DESCRIPTION OF THE TASK. Each entry should be quoted word for word, including every mark of punctuation.

* * * * * * * * *

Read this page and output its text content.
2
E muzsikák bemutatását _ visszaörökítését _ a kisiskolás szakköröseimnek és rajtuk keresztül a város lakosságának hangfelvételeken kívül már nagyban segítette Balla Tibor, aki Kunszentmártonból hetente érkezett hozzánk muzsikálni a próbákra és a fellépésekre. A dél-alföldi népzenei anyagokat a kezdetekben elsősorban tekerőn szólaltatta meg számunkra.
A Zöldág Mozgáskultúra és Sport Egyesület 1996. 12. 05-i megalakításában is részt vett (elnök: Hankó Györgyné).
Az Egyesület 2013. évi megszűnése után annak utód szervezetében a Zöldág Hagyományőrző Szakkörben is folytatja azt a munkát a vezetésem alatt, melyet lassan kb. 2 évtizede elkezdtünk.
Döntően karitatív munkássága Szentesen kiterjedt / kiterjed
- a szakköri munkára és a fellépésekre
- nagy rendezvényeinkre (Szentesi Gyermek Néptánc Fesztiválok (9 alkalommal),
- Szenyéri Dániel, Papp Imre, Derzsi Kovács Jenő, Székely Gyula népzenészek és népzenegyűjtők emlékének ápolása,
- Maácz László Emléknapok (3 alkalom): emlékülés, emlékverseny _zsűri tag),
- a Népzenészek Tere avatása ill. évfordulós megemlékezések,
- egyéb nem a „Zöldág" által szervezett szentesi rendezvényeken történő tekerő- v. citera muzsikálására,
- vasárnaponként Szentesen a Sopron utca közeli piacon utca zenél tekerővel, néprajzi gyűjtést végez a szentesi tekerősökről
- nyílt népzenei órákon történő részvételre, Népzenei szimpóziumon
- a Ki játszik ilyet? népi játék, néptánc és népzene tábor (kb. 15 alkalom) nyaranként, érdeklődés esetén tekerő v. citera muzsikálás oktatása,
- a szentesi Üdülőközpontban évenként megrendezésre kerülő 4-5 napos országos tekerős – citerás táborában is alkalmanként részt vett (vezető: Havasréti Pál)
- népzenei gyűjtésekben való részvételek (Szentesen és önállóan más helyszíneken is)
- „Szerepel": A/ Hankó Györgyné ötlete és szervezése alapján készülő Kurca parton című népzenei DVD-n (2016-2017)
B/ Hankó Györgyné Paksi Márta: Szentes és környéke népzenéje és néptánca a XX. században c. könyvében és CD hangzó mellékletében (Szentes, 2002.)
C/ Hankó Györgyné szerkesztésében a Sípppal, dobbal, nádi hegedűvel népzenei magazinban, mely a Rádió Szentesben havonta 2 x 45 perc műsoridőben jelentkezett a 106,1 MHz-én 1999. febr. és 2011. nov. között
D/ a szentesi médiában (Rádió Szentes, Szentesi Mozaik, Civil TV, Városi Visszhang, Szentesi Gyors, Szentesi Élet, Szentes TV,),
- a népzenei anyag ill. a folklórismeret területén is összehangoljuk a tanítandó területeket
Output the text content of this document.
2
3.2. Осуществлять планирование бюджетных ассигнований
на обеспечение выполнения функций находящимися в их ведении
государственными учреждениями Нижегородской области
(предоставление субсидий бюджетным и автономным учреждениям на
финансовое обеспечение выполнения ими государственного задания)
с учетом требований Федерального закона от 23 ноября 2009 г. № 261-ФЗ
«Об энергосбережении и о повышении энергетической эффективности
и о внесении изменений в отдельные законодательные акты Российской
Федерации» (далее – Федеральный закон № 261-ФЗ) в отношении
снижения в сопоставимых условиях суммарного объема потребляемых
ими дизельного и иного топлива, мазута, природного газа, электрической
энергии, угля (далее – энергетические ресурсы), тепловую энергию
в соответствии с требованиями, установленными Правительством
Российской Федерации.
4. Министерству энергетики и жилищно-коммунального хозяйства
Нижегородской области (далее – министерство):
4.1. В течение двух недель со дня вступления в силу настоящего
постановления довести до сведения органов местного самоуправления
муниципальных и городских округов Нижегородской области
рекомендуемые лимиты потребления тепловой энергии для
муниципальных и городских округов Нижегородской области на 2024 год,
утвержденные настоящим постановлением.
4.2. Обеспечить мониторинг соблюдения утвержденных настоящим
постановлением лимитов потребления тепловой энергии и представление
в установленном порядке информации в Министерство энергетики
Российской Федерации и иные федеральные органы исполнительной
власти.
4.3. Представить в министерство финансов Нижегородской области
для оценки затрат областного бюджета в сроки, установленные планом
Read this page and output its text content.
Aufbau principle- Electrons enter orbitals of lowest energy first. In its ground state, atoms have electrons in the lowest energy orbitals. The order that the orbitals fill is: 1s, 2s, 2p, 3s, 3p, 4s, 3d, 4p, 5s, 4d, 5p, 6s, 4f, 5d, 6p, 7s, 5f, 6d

* * * * * * * * *

FINAL RESULT.
Read this page and output its text content.
2
E muzsikák bemutatását _ visszaörökítését _ a kisiskolás szakköröseimnek és rajtuk keresztül a város lakosságának hangfelvételeken kívül már nagyban segítette Balla Tibor, aki Kunszentmártonból hetente érkezett hozzánk muzsikálni a próbákra és a fellépésekre. A dél-alföldi népzenei anyagokat a kezdetekben elsősorban tekerőn szólaltatta meg számunkra.
A Zöldág Mozgáskultúra és Sport Egyesület 1996. 12. 05-i megalakításában is részt vett (elnök: Hankó Györgyné).
Az Egyesület 2013. évi megszűnése után annak utód szervezetében a Zöldág Hagyományőrző Szakkörben is folytatja azt a munkát a vezetésem alatt, melyet lassan kb. 2 évtizede elkezdtünk.
Döntően karitatív munkássága Szentesen kiterjedt / kiterjed
- a szakköri munkára és a fellépésekre
- nagy rendezvényeinkre (Szentesi Gyermek Néptánc Fesztiválok (9 alkalommal),
- Szenyéri Dániel, Papp Imre, Derzsi Kovács Jenő, Székely Gyula népzenészek és népzenegyűjtők emlékének ápolása,
- Maácz László Emléknapok (3 alkalom): emlékülés, emlékverseny _zsűri tag),
- a Népzenészek Tere avatása ill. évfordulós megemlékezések,
- egyéb nem a „Zöldág" által szervezett szentesi rendezvényeken történő tekerő- v. citera muzsikálására,
- vasárnaponként Szentesen a Sopron utca közeli piacon utca zenél tekerővel, néprajzi gyűjtést végez a szentesi tekerősökről
- nyílt népzenei órákon történő részvételre, Népzenei szimpóziumon
- a Ki játszik ilyet? népi játék, néptánc és népzene tábor (kb. 15 alkalom) nyaranként, érdeklődés esetén tekerő v. citera muzsikálás oktatása,
- a szentesi Üdülőközpontban évenként megrendezésre kerülő 4-5 napos országos tekerős – citerás táborában is alkalmanként részt vett (vezető: Havasréti Pál)
- népzenei gyűjtésekben való részvételek (Szentesen és önállóan más helyszíneken is)
- „Szerepel": A/ Hankó Györgyné ötlete és szervezése alapján készülő Kurca parton című népzenei DVD-n (2016-2017)
B/ Hankó Györgyné Paksi Márta: Szentes és környéke népzenéje és néptánca a XX. században c. könyvében és CD hangzó mellékletében (Szentes, 2002.)
C/ Hankó Györgyné szerkesztésében a Sípppal, dobbal, nádi hegedűvel népzenei magazinban, mely a Rádió Szentesben havonta 2 x 45 perc műsoridőben jelentkezett a 106,1 MHz-én 1999. febr. és 2011. nov. között
D/ a szentesi médiában (Rádió Szentes, Szentesi Mozaik, Civil TV, Városi Visszhang, Szentesi Gyors, Szentesi Élet, Szentes TV,),
- a népzenei anyag ill. a folklórismeret területén is összehangoljuk a tanítandó területeket
Output the text content of this document.
2
3.2. Осуществлять планирование бюджетных ассигнований
на обеспечение выполнения функций находящимися в их ведении
государственными учреждениями Нижегородской области
(предоставление субсидий бюджетным и автономным учреждениям на
финансовое обеспечение выполнения ими государственного задания)
с учетом требований Федерального закона от 23 ноября 2009 г. № 261-ФЗ
«Об энергосбережении и о повышении энергетической эффективности
и о внесении изменений в отдельные законодательные акты Российской
Федерации» (далее – Федеральный закон № 261-ФЗ) в отношении
снижения в сопоставимых условиях суммарного объема потребляемых
ими дизельного и иного топлива, мазута, природного газа, электрической
энергии, угля (далее – энергетические ресурсы), тепловую энергию
в соответствии с требованиями, установленными Правительством
Российской Федерации.
4. Министерству энергетики и жилищно-коммунального хозяйства
Нижегородской области (далее – министерство):
4.1. В течение двух недель со дня вступления в силу настоящего
постановления довести до сведения органов местного самоуправления
муниципальных и городских округов Нижегородской области
рекомендуемые лимиты потребления тепловой энергии для
муниципальных и городских округов Нижегородской области на 2024 год,
утвержденные настоящим постановлением.
4.2. Обеспечить мониторинг соблюдения утвержденных настоящим
постановлением лимитов потребления тепловой энергии и представление
в установленном порядке информации в Министерство энергетики
Российской Федерации и иные федеральные органы исполнительной
власти.
4.3. Представить в министерство финансов Нижегородской области
для оценки затрат областного бюджета в сроки, установленные планом
Read this page and output its text content.
Aufbau principle- Electrons enter orbitals of lowest energy first. In its ground state, atoms have electrons in the lowest energy orbitals. The order that the orbitals fill is: 1s, 2s, 2p, 3s, 3p, 4s, 3d, 4p, 5s, 4d, 5p, 6s, 4f, 5d, 6p, 7s, 5f, 6d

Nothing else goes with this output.